_MATERIAL FOR THIS EXERCISE:_
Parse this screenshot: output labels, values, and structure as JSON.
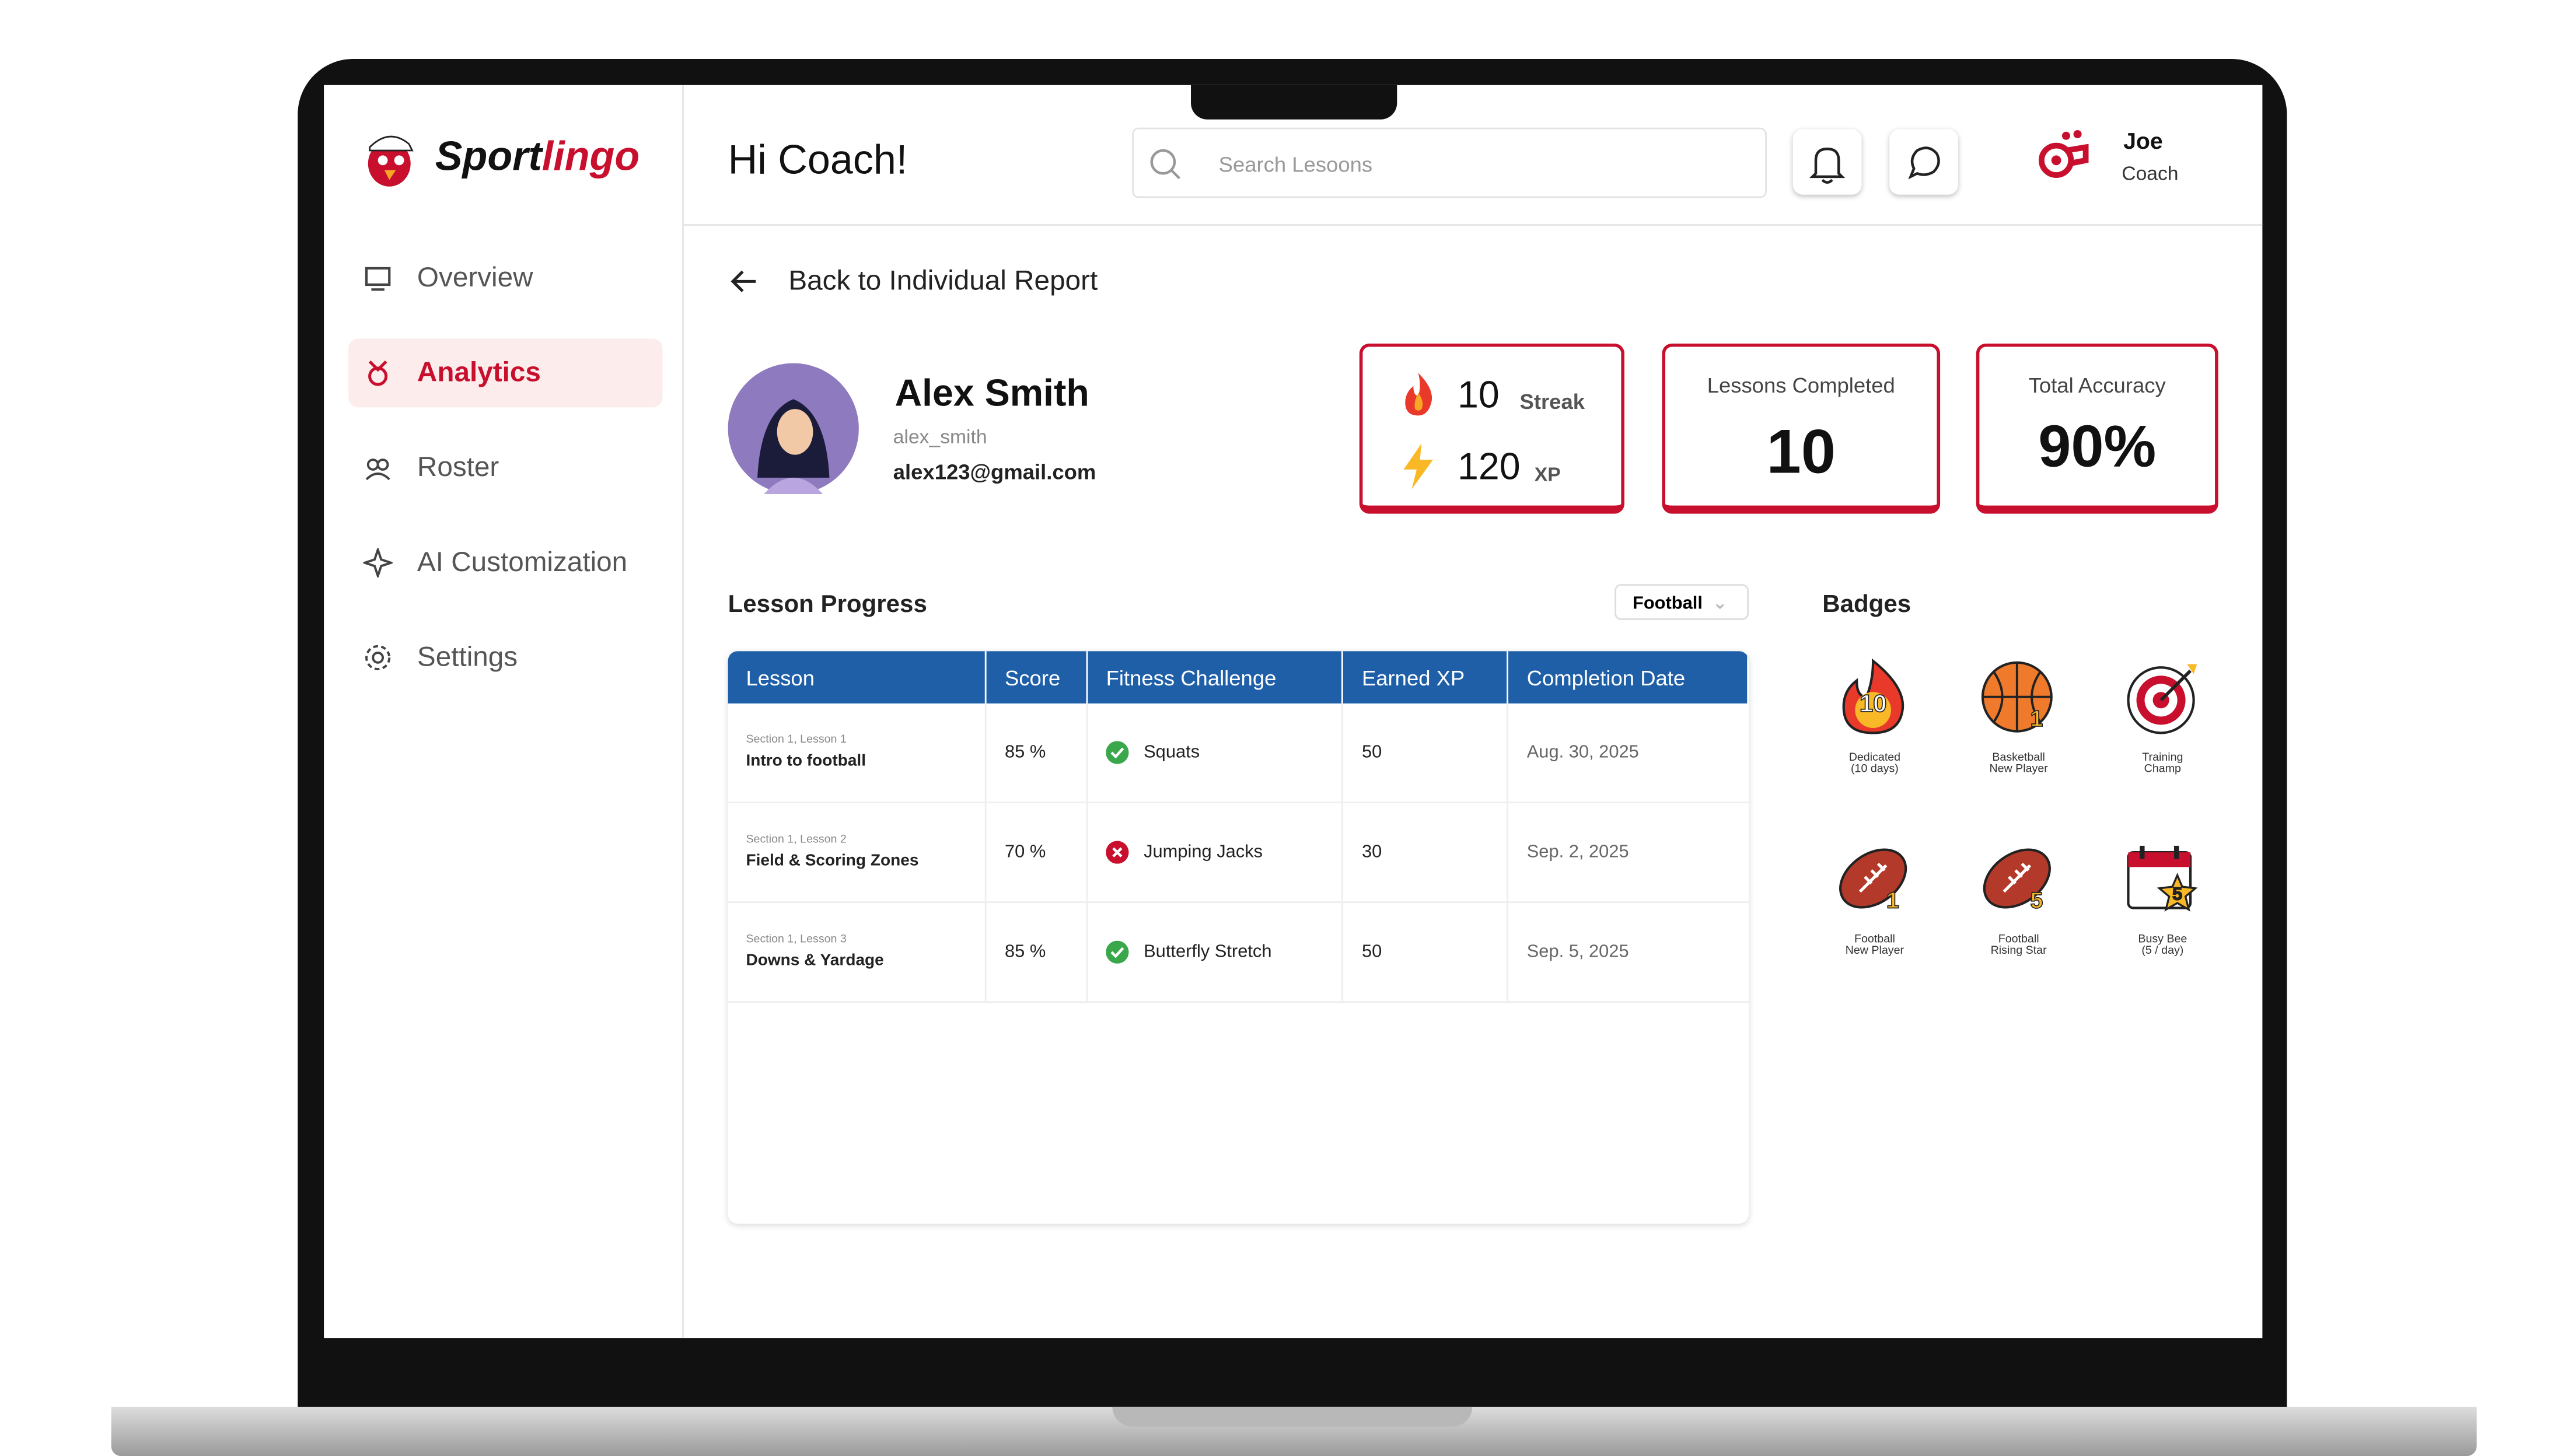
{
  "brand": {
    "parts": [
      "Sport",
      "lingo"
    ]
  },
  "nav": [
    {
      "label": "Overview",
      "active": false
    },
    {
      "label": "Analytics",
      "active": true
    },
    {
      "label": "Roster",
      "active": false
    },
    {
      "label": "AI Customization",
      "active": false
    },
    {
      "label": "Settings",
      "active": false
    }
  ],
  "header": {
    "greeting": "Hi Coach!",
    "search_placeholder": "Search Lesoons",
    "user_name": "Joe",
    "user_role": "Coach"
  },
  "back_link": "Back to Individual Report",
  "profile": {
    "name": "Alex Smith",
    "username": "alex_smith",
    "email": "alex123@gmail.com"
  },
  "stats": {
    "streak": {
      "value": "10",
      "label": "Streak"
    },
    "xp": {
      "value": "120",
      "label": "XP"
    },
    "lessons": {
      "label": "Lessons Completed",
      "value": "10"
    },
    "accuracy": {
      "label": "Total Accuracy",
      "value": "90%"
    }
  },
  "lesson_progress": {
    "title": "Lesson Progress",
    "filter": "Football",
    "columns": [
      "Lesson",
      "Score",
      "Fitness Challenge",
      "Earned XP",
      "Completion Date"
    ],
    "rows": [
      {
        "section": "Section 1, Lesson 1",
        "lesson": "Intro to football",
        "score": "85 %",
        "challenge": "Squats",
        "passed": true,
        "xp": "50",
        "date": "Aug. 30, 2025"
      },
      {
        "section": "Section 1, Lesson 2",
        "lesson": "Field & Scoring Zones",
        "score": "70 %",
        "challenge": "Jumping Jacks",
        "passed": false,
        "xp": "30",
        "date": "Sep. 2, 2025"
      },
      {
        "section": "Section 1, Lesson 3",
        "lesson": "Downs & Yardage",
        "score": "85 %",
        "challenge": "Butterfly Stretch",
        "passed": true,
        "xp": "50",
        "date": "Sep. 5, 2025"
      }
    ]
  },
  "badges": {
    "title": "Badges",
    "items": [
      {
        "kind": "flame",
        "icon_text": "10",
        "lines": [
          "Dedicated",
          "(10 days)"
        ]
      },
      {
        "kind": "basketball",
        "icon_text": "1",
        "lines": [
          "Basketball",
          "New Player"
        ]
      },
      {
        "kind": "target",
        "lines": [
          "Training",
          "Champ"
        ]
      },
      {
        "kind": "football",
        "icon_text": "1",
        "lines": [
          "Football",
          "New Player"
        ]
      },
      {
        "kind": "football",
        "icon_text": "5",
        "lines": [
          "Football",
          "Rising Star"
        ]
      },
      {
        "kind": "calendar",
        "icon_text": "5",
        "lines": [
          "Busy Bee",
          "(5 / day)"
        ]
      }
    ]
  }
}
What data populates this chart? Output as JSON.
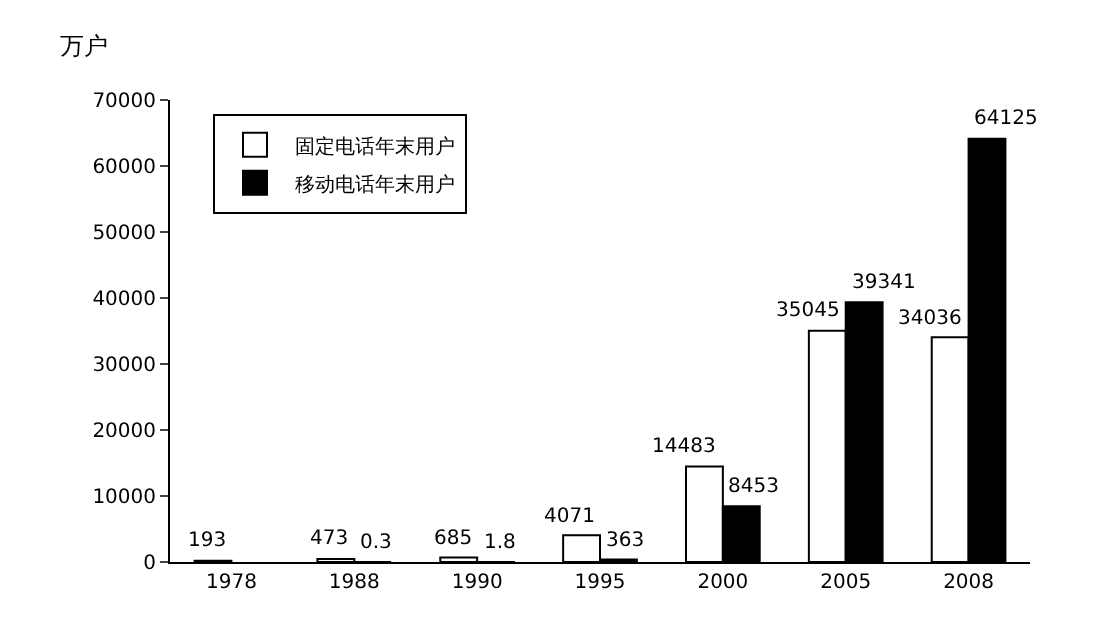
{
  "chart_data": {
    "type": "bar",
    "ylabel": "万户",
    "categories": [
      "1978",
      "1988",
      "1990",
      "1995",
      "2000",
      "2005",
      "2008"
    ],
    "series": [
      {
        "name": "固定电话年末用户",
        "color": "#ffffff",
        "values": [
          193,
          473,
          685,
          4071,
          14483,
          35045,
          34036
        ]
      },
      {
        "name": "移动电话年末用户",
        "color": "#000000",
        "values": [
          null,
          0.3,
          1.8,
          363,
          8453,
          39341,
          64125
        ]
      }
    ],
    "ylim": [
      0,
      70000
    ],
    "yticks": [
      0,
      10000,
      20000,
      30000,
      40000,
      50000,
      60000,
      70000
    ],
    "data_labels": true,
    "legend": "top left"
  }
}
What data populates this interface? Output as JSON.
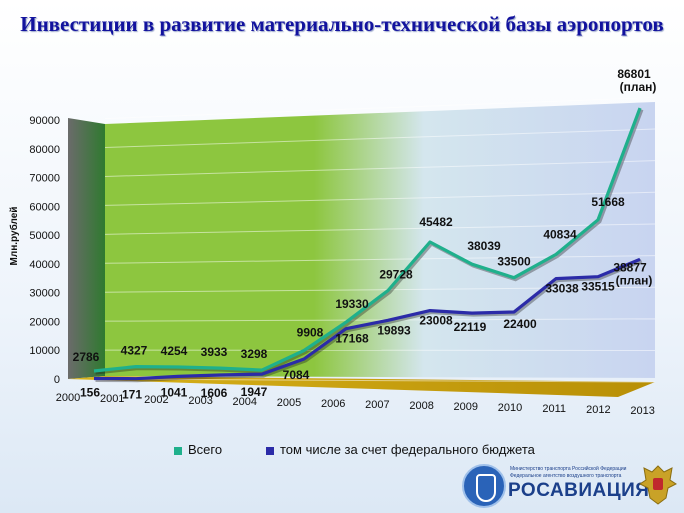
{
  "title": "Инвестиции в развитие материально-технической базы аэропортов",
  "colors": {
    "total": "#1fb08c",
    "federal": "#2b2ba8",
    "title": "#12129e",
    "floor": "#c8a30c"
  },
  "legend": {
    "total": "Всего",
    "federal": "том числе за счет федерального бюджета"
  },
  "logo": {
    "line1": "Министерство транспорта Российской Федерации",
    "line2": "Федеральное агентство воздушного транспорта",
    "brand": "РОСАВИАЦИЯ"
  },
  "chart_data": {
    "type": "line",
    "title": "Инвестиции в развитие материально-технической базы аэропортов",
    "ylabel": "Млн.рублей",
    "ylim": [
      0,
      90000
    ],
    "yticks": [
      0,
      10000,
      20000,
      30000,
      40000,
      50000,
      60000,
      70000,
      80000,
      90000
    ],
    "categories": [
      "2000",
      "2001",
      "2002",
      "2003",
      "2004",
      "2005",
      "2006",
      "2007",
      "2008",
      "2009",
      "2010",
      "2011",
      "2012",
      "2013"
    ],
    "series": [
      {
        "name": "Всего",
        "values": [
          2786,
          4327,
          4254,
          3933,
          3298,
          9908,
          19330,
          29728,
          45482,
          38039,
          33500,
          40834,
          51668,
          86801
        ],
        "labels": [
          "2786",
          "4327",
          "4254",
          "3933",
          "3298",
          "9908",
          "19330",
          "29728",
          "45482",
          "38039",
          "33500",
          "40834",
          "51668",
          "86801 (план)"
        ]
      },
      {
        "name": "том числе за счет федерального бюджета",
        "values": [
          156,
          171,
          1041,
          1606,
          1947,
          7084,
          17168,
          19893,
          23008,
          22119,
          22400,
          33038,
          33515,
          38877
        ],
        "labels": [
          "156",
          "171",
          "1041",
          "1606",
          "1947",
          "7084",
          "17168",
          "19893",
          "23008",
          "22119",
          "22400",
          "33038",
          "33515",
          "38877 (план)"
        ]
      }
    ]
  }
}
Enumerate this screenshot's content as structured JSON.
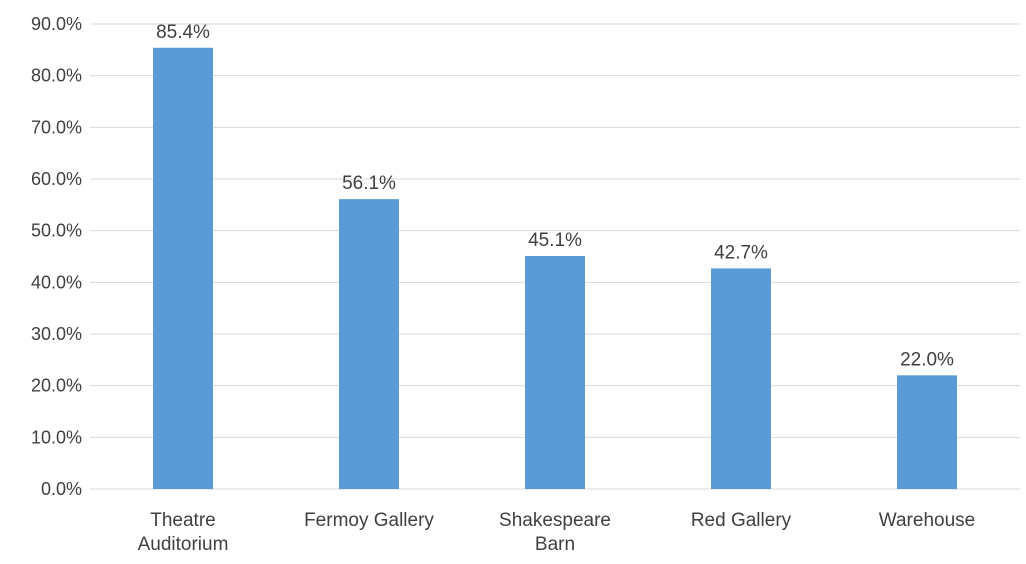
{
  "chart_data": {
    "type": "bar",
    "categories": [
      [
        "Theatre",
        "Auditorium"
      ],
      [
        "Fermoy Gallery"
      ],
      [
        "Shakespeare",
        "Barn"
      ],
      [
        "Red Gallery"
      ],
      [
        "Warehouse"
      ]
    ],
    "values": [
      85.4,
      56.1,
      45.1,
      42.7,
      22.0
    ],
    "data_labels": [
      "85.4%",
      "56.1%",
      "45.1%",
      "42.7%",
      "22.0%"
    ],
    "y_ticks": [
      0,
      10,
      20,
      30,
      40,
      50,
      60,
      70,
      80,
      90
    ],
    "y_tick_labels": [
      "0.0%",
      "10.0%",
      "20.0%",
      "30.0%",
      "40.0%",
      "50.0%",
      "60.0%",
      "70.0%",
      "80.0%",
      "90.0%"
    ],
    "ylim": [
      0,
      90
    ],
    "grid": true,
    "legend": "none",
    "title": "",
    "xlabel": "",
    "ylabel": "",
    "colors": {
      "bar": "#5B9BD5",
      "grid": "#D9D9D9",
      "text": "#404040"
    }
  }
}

_GIVEN PROBLEM:_ In the entries above, identify every line with the word "true". Copy those lines.

_SOLUTION TO THIS TASK:_
      "active": true
        "passed": true,
        "passed": true,
    "data_labels": true,
    "grid": true,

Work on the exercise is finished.